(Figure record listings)
+++

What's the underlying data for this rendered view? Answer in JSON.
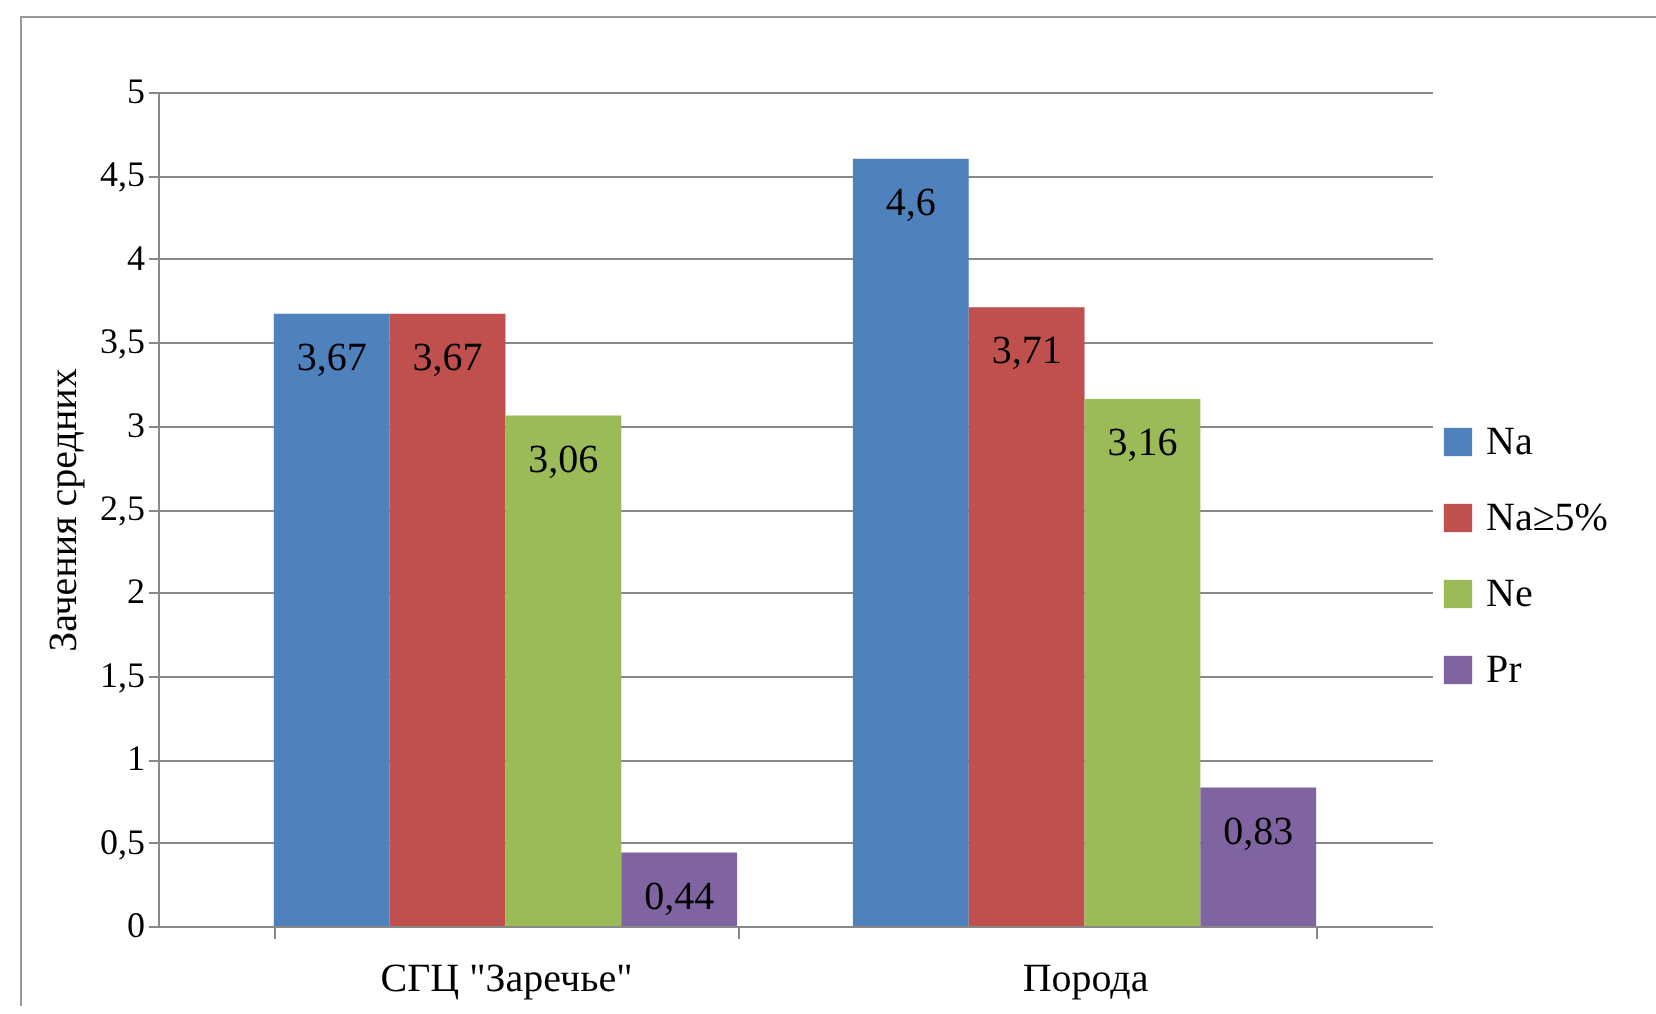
{
  "chart_data": {
    "type": "bar",
    "ylabel": "Зачения средних",
    "categories": [
      "СГЦ \"Заречье\"",
      "Порода"
    ],
    "series": [
      {
        "name": "Na",
        "color": "#4f81bd",
        "values": [
          3.67,
          4.6
        ],
        "value_labels": [
          "3,67",
          "4,6"
        ]
      },
      {
        "name": "Na≥5%",
        "color": "#c0504d",
        "values": [
          3.67,
          3.71
        ],
        "value_labels": [
          "3,67",
          "3,71"
        ]
      },
      {
        "name": "Ne",
        "color": "#9bbb59",
        "values": [
          3.06,
          3.16
        ],
        "value_labels": [
          "3,06",
          "3,16"
        ]
      },
      {
        "name": "Pr",
        "color": "#8064a2",
        "values": [
          0.44,
          0.83
        ],
        "value_labels": [
          "0,44",
          "0,83"
        ]
      }
    ],
    "ylim": [
      0,
      5
    ],
    "yticks": [
      0,
      {
        "value": 0.5,
        "label": "0,5"
      },
      1,
      {
        "value": 1.5,
        "label": "1,5"
      },
      2,
      {
        "value": 2.5,
        "label": "2,5"
      },
      3,
      {
        "value": 3.5,
        "label": "3,5"
      },
      4,
      {
        "value": 4.5,
        "label": "4,5"
      },
      5
    ],
    "grid": "y",
    "legend": "right"
  }
}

+++

(TASK GOAL):
Give all the entries again exactly, dropping each picture.

(CORRECT RESPONSE):
What's the underlying data for this rendered view? Answer in JSON.
{
  "chart_data": {
    "type": "bar",
    "ylabel": "Зачения средних",
    "categories": [
      "СГЦ \"Заречье\"",
      "Порода"
    ],
    "series": [
      {
        "name": "Na",
        "color": "#4f81bd",
        "values": [
          3.67,
          4.6
        ],
        "value_labels": [
          "3,67",
          "4,6"
        ]
      },
      {
        "name": "Na≥5%",
        "color": "#c0504d",
        "values": [
          3.67,
          3.71
        ],
        "value_labels": [
          "3,67",
          "3,71"
        ]
      },
      {
        "name": "Ne",
        "color": "#9bbb59",
        "values": [
          3.06,
          3.16
        ],
        "value_labels": [
          "3,06",
          "3,16"
        ]
      },
      {
        "name": "Pr",
        "color": "#8064a2",
        "values": [
          0.44,
          0.83
        ],
        "value_labels": [
          "0,44",
          "0,83"
        ]
      }
    ],
    "ylim": [
      0,
      5
    ],
    "yticks": [
      0,
      {
        "value": 0.5,
        "label": "0,5"
      },
      1,
      {
        "value": 1.5,
        "label": "1,5"
      },
      2,
      {
        "value": 2.5,
        "label": "2,5"
      },
      3,
      {
        "value": 3.5,
        "label": "3,5"
      },
      4,
      {
        "value": 4.5,
        "label": "4,5"
      },
      5
    ],
    "grid": "y",
    "legend": "right"
  }
}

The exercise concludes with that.